• [Aim of the exercise] Show all lines that include the string "management"; copy each one.
* Start Stored data *
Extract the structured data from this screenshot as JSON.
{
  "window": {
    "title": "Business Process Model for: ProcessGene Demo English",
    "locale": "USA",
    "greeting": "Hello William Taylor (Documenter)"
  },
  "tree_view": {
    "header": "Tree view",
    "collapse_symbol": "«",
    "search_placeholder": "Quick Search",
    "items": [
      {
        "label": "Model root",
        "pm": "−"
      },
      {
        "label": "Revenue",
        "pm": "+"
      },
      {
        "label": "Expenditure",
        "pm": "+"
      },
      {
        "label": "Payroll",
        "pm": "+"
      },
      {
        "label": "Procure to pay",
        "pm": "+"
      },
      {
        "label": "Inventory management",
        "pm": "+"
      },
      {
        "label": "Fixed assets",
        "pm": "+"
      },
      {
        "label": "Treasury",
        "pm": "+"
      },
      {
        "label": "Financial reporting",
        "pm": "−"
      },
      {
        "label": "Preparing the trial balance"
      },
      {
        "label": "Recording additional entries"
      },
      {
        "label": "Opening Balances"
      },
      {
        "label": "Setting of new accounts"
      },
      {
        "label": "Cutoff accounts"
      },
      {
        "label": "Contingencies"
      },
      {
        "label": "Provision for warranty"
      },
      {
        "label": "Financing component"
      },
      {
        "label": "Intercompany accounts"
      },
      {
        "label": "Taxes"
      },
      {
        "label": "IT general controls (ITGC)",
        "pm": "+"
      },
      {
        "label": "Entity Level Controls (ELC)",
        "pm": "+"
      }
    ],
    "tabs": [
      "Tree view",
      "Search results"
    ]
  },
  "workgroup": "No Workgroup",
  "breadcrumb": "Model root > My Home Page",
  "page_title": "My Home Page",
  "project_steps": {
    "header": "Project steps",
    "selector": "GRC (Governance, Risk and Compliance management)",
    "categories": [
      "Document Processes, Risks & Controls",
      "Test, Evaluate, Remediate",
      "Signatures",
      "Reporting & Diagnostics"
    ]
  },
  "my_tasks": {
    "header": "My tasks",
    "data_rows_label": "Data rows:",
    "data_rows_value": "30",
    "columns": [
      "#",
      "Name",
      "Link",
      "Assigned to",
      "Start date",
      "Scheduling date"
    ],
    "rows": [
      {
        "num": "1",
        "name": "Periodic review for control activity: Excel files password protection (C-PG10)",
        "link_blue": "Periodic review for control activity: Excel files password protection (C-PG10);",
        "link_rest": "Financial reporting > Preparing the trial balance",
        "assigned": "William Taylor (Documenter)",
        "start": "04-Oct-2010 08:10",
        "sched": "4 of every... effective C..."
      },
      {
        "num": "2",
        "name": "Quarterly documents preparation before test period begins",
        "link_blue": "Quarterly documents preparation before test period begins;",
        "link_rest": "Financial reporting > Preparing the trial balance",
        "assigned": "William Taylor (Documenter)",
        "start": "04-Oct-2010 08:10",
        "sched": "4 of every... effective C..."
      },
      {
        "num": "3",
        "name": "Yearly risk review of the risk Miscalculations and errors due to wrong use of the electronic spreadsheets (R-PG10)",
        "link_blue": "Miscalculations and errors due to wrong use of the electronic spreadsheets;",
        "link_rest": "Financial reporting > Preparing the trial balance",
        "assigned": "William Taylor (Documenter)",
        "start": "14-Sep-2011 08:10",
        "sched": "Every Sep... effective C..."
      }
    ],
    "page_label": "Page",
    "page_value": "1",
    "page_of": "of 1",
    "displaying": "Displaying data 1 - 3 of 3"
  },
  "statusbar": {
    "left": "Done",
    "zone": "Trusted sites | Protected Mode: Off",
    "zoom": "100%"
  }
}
* End Stored data *
* Start Stored data *
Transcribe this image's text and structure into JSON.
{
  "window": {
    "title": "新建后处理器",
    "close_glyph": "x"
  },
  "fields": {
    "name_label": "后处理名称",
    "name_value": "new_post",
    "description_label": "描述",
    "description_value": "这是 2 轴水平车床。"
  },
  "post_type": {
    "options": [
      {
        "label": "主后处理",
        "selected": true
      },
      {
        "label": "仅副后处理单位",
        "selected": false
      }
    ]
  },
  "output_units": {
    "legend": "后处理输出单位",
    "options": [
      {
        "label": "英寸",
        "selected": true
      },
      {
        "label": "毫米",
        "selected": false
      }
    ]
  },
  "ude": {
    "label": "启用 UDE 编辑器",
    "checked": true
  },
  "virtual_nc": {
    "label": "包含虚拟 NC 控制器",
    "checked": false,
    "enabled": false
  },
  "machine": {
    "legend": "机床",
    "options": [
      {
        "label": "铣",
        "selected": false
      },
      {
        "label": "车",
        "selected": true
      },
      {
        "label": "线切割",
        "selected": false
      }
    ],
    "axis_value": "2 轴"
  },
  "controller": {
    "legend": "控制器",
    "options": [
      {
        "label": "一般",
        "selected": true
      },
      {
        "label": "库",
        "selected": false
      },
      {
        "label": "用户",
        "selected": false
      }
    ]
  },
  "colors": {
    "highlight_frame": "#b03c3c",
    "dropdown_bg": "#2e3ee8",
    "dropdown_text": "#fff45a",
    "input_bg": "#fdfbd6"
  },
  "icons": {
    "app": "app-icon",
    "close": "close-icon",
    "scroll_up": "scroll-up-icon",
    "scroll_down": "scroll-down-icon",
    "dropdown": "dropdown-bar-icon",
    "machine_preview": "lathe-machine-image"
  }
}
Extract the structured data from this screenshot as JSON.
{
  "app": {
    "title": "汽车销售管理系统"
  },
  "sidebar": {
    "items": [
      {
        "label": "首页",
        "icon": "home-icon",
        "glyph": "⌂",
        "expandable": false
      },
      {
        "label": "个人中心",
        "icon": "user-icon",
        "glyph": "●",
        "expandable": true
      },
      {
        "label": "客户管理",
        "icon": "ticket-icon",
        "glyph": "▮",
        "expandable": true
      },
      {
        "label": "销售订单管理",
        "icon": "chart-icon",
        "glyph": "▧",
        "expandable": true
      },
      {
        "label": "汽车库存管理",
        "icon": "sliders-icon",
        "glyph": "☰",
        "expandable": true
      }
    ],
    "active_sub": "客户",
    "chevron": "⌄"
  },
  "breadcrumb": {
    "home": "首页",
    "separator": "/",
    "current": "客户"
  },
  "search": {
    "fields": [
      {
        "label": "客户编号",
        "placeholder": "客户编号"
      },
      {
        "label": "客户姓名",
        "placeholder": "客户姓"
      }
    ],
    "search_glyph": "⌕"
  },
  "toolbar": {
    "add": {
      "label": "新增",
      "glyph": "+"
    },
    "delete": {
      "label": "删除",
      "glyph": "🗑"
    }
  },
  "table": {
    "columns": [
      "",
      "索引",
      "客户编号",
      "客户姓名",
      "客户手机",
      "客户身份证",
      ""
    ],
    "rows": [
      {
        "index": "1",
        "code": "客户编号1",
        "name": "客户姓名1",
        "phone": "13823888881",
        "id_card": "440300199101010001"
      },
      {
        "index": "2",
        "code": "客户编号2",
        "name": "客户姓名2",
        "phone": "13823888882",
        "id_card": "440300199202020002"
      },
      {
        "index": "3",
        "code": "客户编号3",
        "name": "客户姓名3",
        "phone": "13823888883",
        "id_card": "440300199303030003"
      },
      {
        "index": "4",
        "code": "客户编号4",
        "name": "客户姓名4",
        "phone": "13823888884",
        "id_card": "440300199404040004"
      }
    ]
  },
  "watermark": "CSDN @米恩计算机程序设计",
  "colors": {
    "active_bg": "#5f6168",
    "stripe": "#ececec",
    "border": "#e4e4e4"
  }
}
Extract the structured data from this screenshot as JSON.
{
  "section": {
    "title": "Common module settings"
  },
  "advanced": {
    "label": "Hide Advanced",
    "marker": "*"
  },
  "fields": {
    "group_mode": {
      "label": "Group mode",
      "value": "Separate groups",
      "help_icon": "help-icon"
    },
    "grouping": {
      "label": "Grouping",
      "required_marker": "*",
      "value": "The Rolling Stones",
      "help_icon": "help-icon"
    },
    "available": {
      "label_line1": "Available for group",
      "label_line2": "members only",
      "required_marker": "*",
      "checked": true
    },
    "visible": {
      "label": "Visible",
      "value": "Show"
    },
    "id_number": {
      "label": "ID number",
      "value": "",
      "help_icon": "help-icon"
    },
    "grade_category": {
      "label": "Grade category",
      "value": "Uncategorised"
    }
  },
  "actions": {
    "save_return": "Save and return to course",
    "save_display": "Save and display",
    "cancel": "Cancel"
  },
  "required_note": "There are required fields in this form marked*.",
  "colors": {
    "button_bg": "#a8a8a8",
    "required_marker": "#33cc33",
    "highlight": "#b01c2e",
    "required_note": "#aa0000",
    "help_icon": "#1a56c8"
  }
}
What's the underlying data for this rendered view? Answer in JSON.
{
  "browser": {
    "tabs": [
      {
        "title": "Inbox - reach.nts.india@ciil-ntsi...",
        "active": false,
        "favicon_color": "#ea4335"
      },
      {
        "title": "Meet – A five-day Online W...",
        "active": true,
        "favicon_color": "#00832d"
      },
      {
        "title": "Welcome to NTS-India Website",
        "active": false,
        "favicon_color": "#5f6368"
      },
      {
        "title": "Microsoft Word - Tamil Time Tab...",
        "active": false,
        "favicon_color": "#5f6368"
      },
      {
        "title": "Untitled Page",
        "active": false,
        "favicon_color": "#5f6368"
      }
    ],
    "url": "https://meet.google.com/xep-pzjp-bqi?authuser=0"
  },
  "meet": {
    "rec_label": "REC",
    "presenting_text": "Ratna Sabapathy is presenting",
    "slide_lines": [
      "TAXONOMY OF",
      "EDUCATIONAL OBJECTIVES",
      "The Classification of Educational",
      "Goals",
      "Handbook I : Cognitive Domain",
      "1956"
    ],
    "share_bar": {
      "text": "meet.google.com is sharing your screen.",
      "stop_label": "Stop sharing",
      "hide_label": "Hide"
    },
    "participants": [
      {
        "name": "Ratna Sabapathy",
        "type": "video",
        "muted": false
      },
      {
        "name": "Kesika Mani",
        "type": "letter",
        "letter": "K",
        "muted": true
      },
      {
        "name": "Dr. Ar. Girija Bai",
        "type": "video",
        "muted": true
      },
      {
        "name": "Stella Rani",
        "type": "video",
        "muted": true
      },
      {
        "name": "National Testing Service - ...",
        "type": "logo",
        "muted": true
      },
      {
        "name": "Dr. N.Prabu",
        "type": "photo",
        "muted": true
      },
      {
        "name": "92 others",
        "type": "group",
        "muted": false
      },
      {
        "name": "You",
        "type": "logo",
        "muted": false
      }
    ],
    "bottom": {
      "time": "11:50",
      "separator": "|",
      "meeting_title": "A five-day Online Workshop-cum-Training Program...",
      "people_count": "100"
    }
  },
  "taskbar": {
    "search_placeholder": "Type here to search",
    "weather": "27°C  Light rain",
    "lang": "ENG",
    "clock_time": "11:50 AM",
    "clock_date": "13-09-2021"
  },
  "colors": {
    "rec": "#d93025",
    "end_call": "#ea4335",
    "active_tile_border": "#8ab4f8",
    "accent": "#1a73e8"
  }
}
* End Stored data *
* Start Stored data *
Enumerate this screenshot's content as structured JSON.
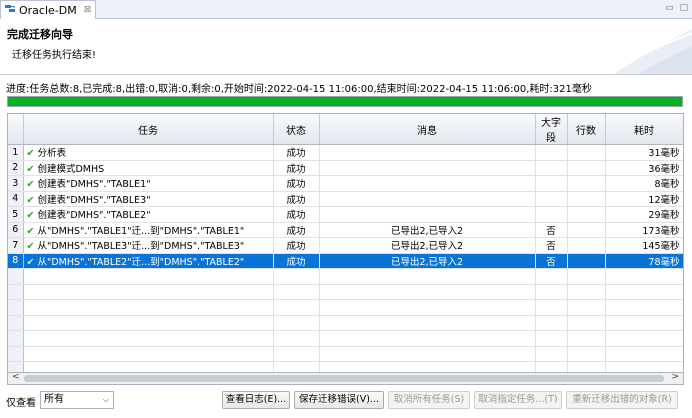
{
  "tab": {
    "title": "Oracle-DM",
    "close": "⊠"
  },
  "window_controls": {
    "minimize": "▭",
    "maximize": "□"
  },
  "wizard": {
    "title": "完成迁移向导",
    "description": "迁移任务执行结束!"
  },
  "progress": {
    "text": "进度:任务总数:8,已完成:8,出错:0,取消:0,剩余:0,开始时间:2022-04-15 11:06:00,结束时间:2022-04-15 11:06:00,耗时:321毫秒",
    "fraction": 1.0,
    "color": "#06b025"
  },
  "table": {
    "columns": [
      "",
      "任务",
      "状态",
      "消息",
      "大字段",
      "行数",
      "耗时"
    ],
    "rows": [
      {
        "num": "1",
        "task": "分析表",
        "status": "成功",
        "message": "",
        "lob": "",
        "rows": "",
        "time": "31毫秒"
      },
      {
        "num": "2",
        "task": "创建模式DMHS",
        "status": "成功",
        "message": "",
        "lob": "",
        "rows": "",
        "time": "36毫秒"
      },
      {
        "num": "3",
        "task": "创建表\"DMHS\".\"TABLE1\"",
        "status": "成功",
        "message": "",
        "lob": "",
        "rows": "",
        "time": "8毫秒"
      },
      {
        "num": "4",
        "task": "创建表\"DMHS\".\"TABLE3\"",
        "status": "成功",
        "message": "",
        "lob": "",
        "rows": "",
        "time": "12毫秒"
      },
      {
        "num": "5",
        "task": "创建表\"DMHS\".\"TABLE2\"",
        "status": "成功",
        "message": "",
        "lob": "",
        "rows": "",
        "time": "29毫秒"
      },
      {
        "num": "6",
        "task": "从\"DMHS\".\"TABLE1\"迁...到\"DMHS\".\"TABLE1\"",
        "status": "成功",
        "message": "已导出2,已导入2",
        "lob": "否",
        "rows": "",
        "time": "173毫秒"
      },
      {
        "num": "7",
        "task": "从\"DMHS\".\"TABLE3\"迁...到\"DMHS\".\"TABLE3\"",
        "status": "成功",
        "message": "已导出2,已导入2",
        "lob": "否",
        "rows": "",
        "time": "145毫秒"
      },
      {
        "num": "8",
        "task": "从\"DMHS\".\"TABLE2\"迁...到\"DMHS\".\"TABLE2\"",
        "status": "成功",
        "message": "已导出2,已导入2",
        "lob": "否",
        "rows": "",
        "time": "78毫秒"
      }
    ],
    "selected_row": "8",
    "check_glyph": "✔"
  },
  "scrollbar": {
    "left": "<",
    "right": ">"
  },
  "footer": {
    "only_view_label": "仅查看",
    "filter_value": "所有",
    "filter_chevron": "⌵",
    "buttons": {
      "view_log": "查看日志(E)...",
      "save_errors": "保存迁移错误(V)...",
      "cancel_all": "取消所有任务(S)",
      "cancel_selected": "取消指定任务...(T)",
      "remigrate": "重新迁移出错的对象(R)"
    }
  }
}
* End Stored data *
• [Reply to the task]
        "label": "Inventory management",
    "selector": "GRC (Governance, Risk and Compliance management)",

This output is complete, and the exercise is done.